> [Problem statement] Exclude the pictures and return every line exactly as written.

> [Entries shown]

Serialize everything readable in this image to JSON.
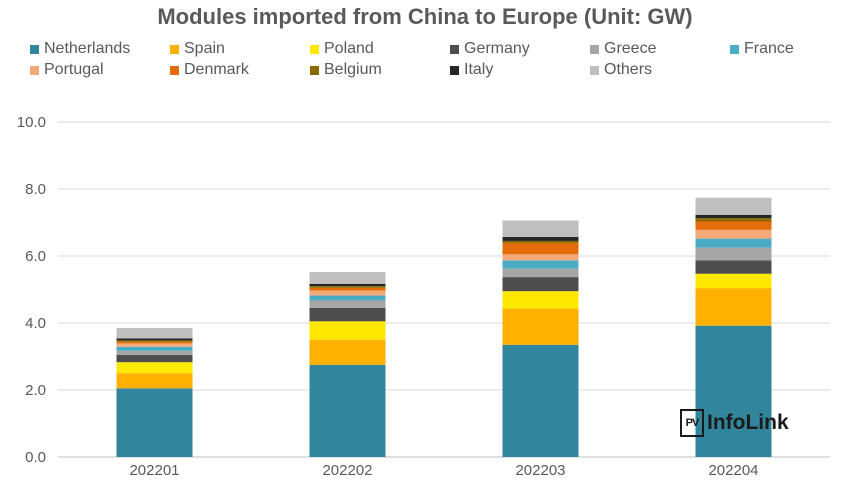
{
  "chart_data": {
    "type": "bar",
    "stacked": true,
    "title": "Modules imported from China to Europe (Unit: GW)",
    "xlabel": "",
    "ylabel": "",
    "ylim": [
      0,
      10
    ],
    "yticks": [
      "0.0",
      "2.0",
      "4.0",
      "6.0",
      "8.0",
      "10.0"
    ],
    "grid": true,
    "legend_position": "top",
    "categories": [
      "202201",
      "202202",
      "202203",
      "202204"
    ],
    "series": [
      {
        "name": "Netherlands",
        "color": "#31859C",
        "values": [
          2.05,
          2.75,
          3.35,
          3.92
        ]
      },
      {
        "name": "Spain",
        "color": "#FFB000",
        "values": [
          0.45,
          0.75,
          1.08,
          1.12
        ]
      },
      {
        "name": "Poland",
        "color": "#FFE800",
        "values": [
          0.33,
          0.55,
          0.52,
          0.43
        ]
      },
      {
        "name": "Germany",
        "color": "#4D4D4D",
        "values": [
          0.22,
          0.4,
          0.42,
          0.4
        ]
      },
      {
        "name": "Greece",
        "color": "#A6A6A6",
        "values": [
          0.12,
          0.22,
          0.25,
          0.38
        ]
      },
      {
        "name": "France",
        "color": "#4BACC6",
        "values": [
          0.12,
          0.15,
          0.25,
          0.27
        ]
      },
      {
        "name": "Portugal",
        "color": "#F4A97A",
        "values": [
          0.1,
          0.15,
          0.18,
          0.26
        ]
      },
      {
        "name": "Denmark",
        "color": "#E46C0A",
        "values": [
          0.05,
          0.08,
          0.34,
          0.25
        ]
      },
      {
        "name": "Belgium",
        "color": "#8B6B00",
        "values": [
          0.04,
          0.05,
          0.06,
          0.1
        ]
      },
      {
        "name": "Italy",
        "color": "#262626",
        "values": [
          0.06,
          0.07,
          0.12,
          0.1
        ]
      },
      {
        "name": "Others",
        "color": "#BFBFBF",
        "values": [
          0.31,
          0.35,
          0.49,
          0.51
        ]
      }
    ]
  },
  "watermark": {
    "badge": "PV",
    "text": "InfoLink"
  }
}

> [Task answer]
Serialize everything readable in this image to JSON.
{
  "chart_data": {
    "type": "bar",
    "stacked": true,
    "title": "Modules imported from China to Europe (Unit: GW)",
    "xlabel": "",
    "ylabel": "",
    "ylim": [
      0,
      10
    ],
    "yticks": [
      "0.0",
      "2.0",
      "4.0",
      "6.0",
      "8.0",
      "10.0"
    ],
    "grid": true,
    "legend_position": "top",
    "categories": [
      "202201",
      "202202",
      "202203",
      "202204"
    ],
    "series": [
      {
        "name": "Netherlands",
        "color": "#31859C",
        "values": [
          2.05,
          2.75,
          3.35,
          3.92
        ]
      },
      {
        "name": "Spain",
        "color": "#FFB000",
        "values": [
          0.45,
          0.75,
          1.08,
          1.12
        ]
      },
      {
        "name": "Poland",
        "color": "#FFE800",
        "values": [
          0.33,
          0.55,
          0.52,
          0.43
        ]
      },
      {
        "name": "Germany",
        "color": "#4D4D4D",
        "values": [
          0.22,
          0.4,
          0.42,
          0.4
        ]
      },
      {
        "name": "Greece",
        "color": "#A6A6A6",
        "values": [
          0.12,
          0.22,
          0.25,
          0.38
        ]
      },
      {
        "name": "France",
        "color": "#4BACC6",
        "values": [
          0.12,
          0.15,
          0.25,
          0.27
        ]
      },
      {
        "name": "Portugal",
        "color": "#F4A97A",
        "values": [
          0.1,
          0.15,
          0.18,
          0.26
        ]
      },
      {
        "name": "Denmark",
        "color": "#E46C0A",
        "values": [
          0.05,
          0.08,
          0.34,
          0.25
        ]
      },
      {
        "name": "Belgium",
        "color": "#8B6B00",
        "values": [
          0.04,
          0.05,
          0.06,
          0.1
        ]
      },
      {
        "name": "Italy",
        "color": "#262626",
        "values": [
          0.06,
          0.07,
          0.12,
          0.1
        ]
      },
      {
        "name": "Others",
        "color": "#BFBFBF",
        "values": [
          0.31,
          0.35,
          0.49,
          0.51
        ]
      }
    ]
  },
  "watermark": {
    "badge": "PV",
    "text": "InfoLink"
  }
}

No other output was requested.